Saved entries:

============

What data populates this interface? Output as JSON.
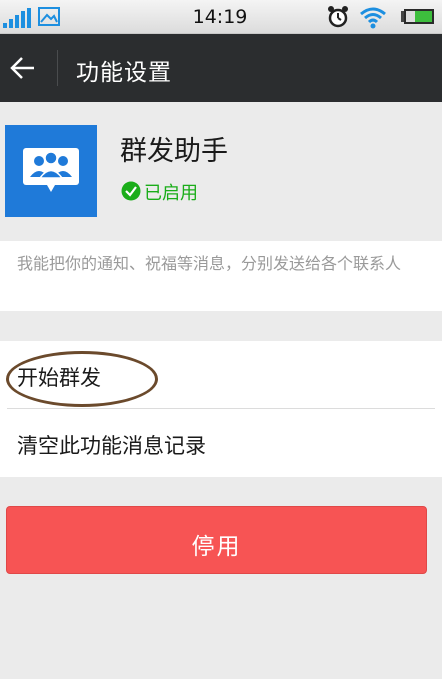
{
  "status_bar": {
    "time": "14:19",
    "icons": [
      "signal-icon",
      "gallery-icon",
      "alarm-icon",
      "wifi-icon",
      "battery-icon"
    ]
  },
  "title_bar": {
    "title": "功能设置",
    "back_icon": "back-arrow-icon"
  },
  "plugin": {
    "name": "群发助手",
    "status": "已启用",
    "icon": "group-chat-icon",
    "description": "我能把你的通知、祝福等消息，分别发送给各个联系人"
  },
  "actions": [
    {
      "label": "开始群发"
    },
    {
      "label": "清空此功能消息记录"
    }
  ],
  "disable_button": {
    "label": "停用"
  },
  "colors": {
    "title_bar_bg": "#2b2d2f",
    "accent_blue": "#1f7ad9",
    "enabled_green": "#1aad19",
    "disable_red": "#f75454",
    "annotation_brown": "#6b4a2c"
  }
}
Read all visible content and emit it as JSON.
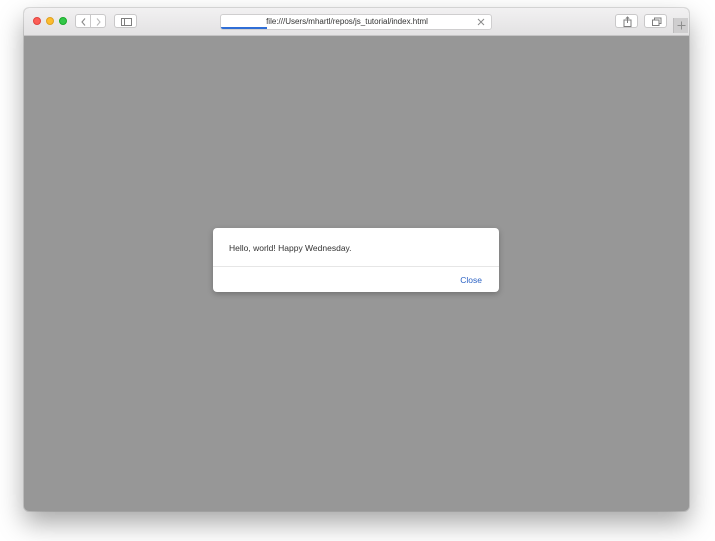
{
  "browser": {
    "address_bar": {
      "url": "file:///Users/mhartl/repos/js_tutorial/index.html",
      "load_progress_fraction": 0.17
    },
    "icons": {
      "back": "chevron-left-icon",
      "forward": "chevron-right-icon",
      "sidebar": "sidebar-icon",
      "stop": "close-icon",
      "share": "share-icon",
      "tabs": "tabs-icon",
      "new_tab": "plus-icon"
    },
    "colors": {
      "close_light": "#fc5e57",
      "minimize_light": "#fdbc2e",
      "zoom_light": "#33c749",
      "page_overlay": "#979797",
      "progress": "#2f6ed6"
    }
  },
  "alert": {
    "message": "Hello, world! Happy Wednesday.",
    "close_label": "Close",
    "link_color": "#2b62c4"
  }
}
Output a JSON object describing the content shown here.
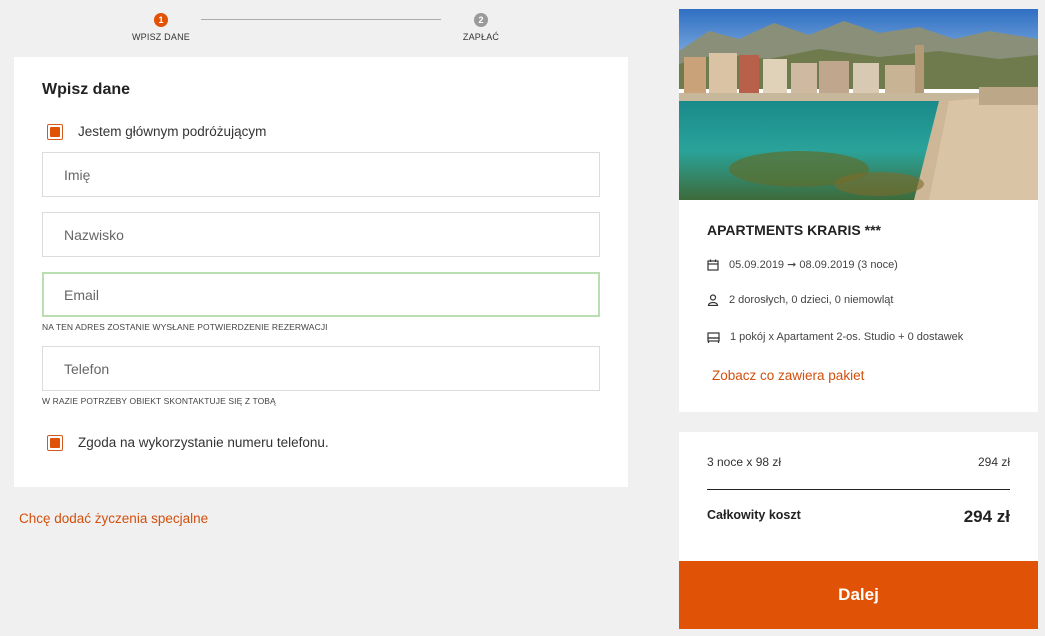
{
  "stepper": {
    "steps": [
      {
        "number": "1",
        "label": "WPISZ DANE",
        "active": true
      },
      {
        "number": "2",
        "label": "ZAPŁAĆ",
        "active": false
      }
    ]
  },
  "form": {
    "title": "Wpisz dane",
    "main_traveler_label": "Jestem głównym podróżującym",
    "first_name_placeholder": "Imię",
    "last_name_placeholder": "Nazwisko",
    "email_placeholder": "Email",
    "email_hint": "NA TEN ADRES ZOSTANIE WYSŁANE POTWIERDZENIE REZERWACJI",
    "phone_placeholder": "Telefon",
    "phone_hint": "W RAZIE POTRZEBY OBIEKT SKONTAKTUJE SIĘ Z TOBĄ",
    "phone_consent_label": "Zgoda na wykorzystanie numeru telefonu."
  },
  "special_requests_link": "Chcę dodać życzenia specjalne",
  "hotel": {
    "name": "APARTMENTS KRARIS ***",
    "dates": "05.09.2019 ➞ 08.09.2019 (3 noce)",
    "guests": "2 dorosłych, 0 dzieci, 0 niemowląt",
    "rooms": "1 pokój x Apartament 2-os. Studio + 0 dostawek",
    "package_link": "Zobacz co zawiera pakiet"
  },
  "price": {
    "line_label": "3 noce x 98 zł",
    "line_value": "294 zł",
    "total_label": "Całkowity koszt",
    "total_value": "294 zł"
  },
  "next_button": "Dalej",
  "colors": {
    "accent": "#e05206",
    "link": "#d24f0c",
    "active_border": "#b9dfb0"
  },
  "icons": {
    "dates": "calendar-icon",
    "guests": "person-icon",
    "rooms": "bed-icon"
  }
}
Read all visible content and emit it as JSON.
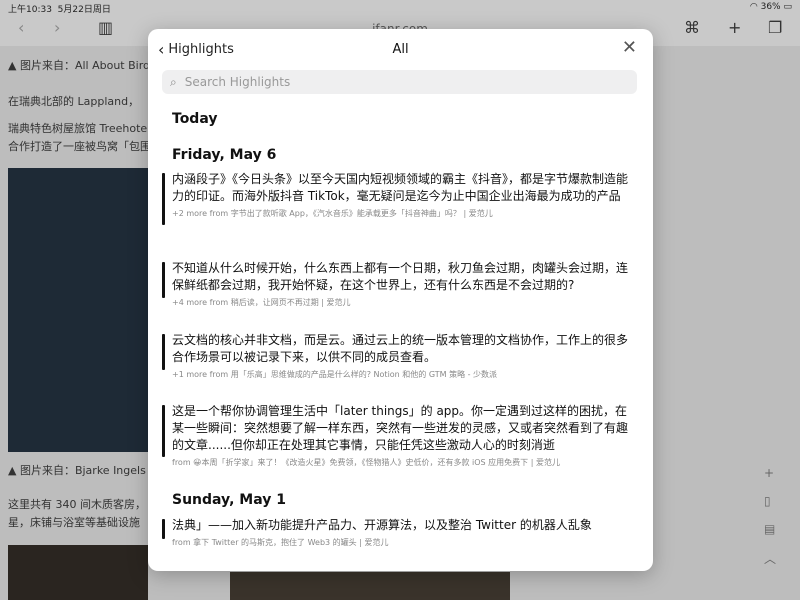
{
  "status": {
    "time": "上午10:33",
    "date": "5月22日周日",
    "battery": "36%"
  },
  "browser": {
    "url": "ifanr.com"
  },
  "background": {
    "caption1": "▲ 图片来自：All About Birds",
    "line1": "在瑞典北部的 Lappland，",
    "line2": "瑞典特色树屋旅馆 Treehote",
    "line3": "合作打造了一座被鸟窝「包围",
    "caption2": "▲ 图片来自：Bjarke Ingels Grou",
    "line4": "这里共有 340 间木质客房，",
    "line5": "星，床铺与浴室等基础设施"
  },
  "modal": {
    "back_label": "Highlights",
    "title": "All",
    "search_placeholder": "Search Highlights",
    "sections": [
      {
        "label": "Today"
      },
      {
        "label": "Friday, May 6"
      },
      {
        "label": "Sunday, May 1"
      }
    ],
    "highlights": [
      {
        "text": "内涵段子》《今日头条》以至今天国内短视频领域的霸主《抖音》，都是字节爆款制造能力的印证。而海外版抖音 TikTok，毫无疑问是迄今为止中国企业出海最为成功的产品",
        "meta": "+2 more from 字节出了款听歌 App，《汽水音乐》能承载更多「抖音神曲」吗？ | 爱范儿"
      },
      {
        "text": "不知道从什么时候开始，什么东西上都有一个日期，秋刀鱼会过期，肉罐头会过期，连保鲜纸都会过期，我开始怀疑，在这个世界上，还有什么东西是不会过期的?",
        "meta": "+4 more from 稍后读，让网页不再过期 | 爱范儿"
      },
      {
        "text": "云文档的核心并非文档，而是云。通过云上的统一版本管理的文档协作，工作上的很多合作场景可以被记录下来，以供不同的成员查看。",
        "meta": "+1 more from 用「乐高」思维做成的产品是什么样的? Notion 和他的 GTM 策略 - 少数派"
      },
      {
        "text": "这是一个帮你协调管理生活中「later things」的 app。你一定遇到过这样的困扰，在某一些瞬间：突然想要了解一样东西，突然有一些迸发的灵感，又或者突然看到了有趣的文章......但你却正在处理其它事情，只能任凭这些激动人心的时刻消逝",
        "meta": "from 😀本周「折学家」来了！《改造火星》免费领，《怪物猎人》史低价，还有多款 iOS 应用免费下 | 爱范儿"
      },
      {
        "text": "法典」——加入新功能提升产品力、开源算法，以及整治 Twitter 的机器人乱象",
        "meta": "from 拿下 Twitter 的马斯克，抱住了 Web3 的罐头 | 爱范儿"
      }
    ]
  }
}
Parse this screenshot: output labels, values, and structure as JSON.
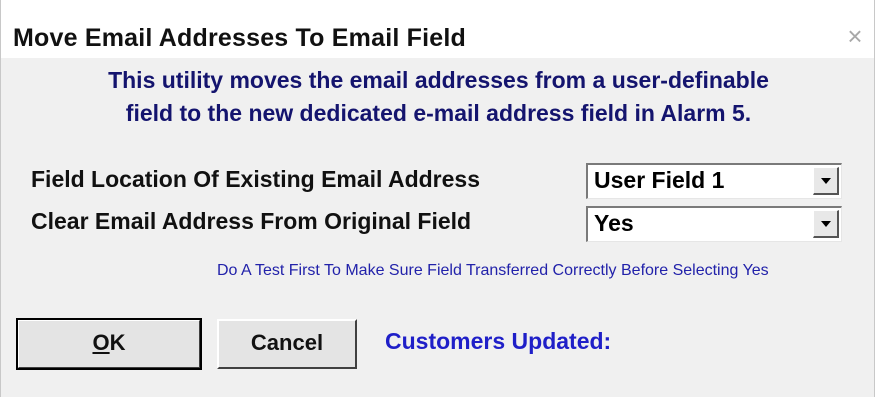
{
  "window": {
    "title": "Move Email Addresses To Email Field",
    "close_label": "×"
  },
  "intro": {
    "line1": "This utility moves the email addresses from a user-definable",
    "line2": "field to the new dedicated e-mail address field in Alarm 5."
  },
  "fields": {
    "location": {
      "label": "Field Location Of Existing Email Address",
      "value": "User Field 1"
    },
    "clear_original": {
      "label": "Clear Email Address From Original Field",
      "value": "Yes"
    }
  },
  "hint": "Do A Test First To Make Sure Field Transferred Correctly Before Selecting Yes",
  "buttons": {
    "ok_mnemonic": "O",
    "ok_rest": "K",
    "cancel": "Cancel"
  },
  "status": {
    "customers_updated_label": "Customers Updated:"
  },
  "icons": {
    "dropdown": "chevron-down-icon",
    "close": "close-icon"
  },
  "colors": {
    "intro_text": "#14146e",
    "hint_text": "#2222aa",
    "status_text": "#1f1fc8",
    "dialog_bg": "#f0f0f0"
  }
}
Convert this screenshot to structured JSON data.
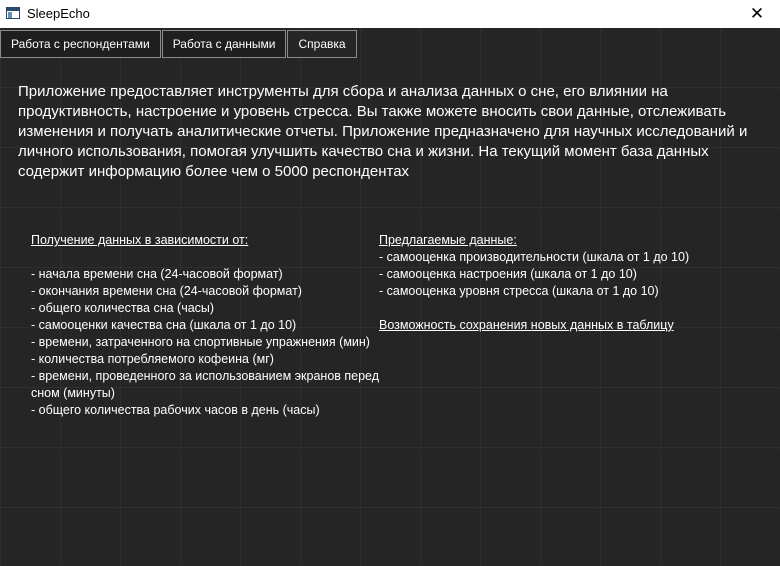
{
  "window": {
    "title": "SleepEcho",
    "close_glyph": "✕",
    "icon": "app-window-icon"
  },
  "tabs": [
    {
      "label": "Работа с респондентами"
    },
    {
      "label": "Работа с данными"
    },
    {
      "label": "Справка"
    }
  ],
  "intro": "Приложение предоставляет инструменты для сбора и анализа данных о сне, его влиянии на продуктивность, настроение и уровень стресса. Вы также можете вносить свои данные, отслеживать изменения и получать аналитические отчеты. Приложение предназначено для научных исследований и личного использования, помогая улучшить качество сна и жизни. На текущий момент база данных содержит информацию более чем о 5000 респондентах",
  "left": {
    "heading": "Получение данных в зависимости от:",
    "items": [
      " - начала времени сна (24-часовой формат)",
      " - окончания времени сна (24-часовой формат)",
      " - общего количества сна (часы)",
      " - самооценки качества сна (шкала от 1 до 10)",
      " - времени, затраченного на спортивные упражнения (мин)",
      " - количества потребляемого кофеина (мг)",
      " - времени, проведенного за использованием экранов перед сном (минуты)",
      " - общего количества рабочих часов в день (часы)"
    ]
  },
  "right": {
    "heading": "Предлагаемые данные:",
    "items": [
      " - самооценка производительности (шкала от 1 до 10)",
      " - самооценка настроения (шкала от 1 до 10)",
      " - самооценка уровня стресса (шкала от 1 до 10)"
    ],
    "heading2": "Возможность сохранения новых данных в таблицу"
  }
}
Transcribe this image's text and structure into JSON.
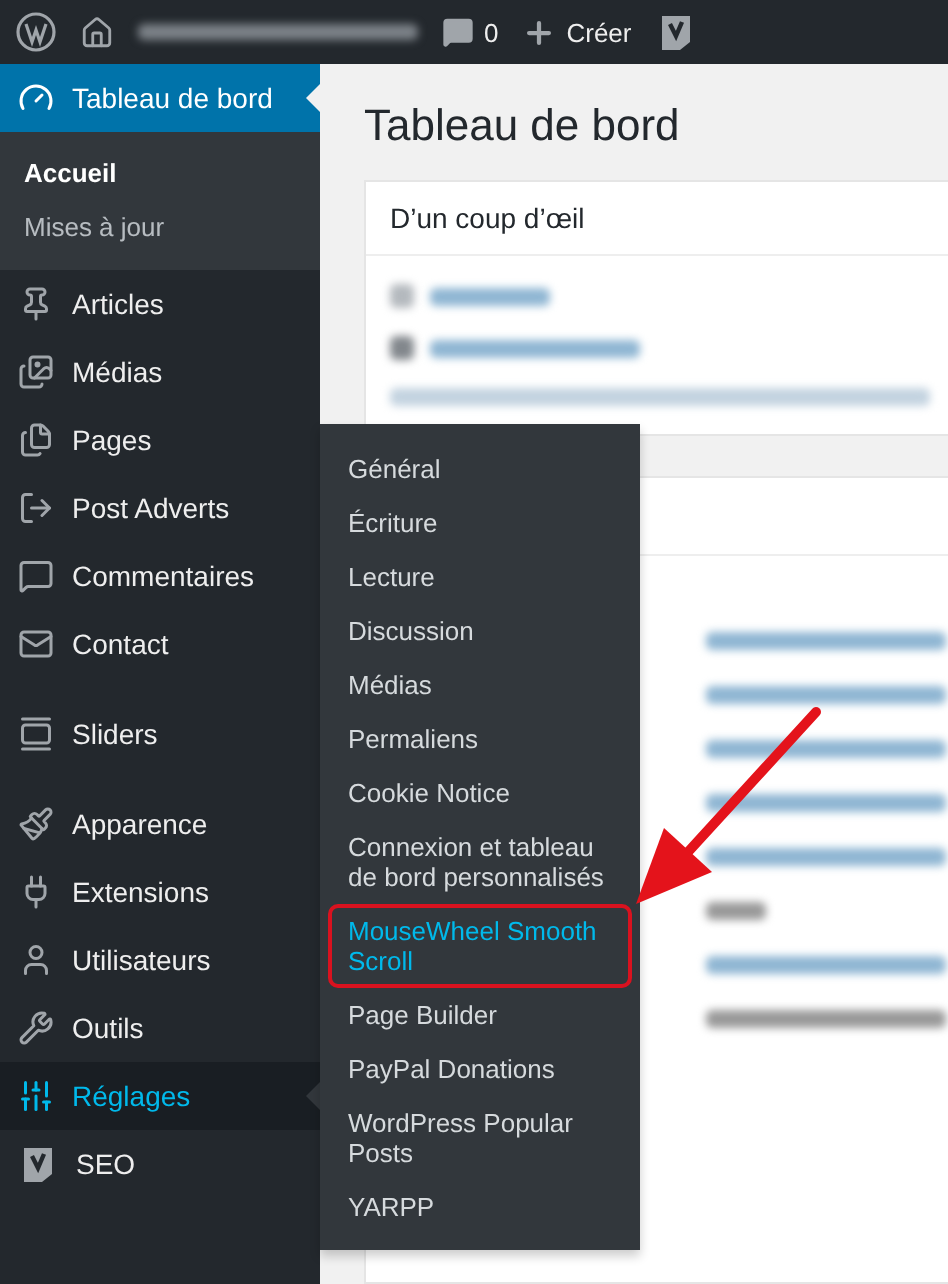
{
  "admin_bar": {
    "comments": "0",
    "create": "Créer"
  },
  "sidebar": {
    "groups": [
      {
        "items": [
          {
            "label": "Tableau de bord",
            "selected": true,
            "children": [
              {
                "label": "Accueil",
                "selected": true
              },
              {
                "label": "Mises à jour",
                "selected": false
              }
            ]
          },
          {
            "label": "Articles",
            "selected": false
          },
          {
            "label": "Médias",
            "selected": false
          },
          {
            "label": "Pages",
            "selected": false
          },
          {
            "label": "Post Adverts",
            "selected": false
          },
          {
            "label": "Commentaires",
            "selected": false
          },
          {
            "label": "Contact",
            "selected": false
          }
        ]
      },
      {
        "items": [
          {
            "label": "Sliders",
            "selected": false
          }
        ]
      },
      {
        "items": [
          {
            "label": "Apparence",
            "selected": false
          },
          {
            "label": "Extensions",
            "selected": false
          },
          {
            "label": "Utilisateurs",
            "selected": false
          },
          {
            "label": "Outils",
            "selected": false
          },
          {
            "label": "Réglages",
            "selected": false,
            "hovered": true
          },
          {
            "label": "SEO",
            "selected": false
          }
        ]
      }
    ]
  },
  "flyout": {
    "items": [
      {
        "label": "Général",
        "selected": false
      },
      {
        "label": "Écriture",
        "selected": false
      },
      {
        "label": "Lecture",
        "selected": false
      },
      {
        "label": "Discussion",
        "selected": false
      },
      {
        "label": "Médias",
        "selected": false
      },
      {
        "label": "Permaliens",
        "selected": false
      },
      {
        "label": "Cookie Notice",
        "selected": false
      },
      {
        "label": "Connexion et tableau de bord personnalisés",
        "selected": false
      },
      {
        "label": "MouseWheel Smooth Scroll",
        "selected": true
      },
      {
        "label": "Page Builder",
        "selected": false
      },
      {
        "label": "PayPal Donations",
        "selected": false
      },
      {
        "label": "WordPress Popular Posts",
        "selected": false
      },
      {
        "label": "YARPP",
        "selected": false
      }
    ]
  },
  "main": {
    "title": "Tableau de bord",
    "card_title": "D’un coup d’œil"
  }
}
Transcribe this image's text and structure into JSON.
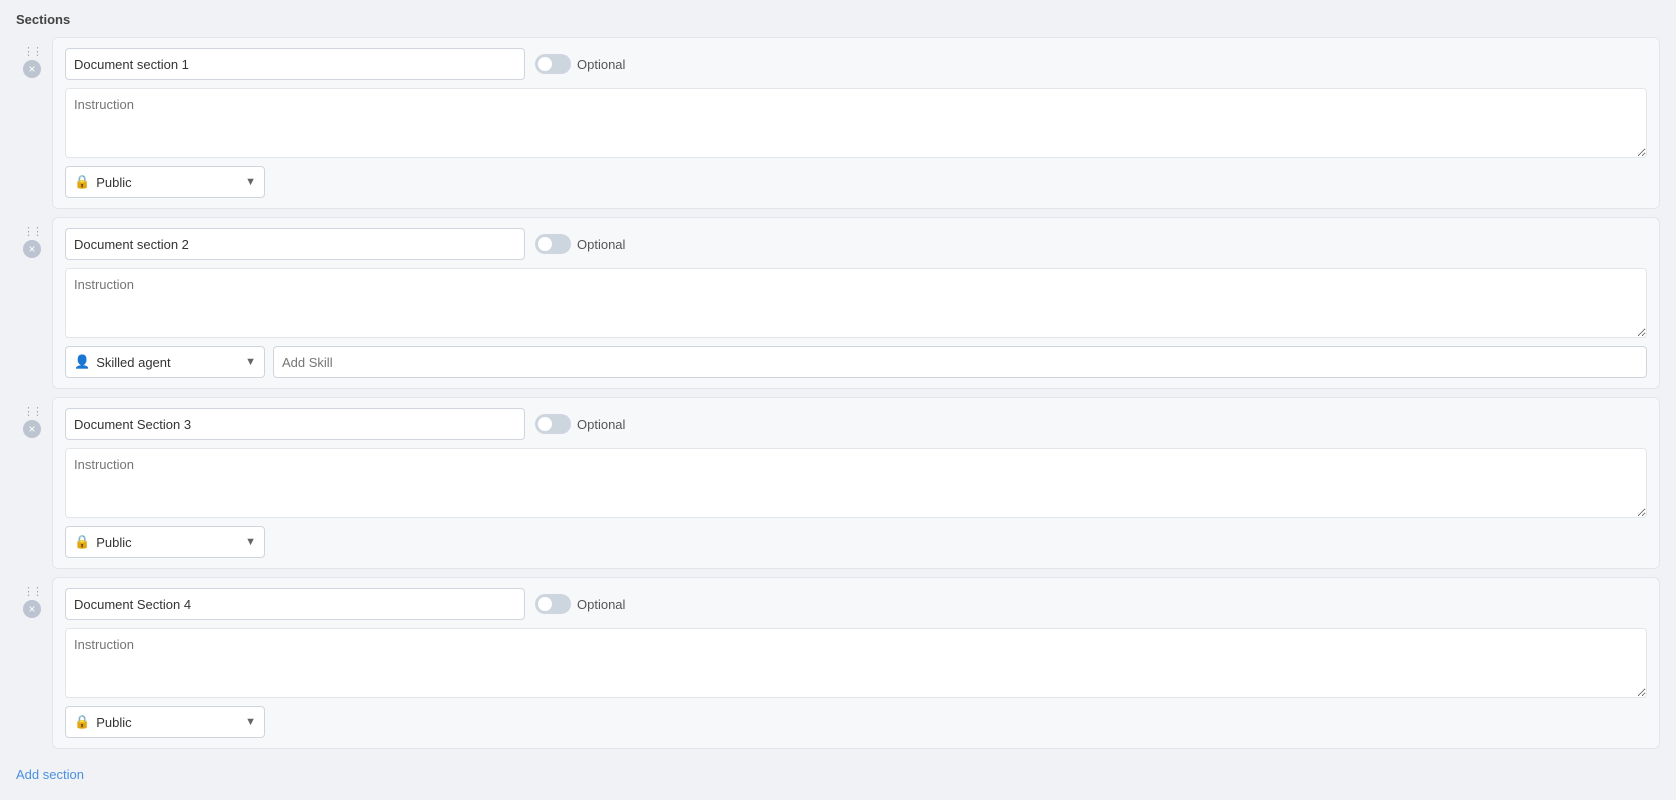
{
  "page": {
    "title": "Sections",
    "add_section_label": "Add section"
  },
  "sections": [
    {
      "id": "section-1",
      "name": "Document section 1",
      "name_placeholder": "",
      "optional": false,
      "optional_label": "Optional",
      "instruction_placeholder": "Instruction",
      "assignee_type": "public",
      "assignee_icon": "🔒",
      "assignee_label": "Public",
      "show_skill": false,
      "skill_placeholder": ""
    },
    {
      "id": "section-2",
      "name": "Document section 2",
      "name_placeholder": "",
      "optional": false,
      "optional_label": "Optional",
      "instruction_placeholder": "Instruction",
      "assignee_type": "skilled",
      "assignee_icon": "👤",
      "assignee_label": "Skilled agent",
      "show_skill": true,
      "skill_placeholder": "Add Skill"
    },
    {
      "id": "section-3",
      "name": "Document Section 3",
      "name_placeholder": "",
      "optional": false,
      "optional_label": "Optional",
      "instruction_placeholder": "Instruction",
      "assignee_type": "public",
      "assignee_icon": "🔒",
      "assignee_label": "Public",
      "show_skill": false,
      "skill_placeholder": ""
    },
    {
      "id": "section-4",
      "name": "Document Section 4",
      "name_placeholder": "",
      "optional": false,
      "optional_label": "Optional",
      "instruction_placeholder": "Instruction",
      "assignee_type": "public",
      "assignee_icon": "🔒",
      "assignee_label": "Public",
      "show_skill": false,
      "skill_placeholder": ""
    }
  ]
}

============

### WRITTEN PROBLEM
Look through the records and gather each line with the word "data".

### THE COMPLETED TASK
What data populates this interface? Output as JSON.
Convert this screenshot to structured JSON data.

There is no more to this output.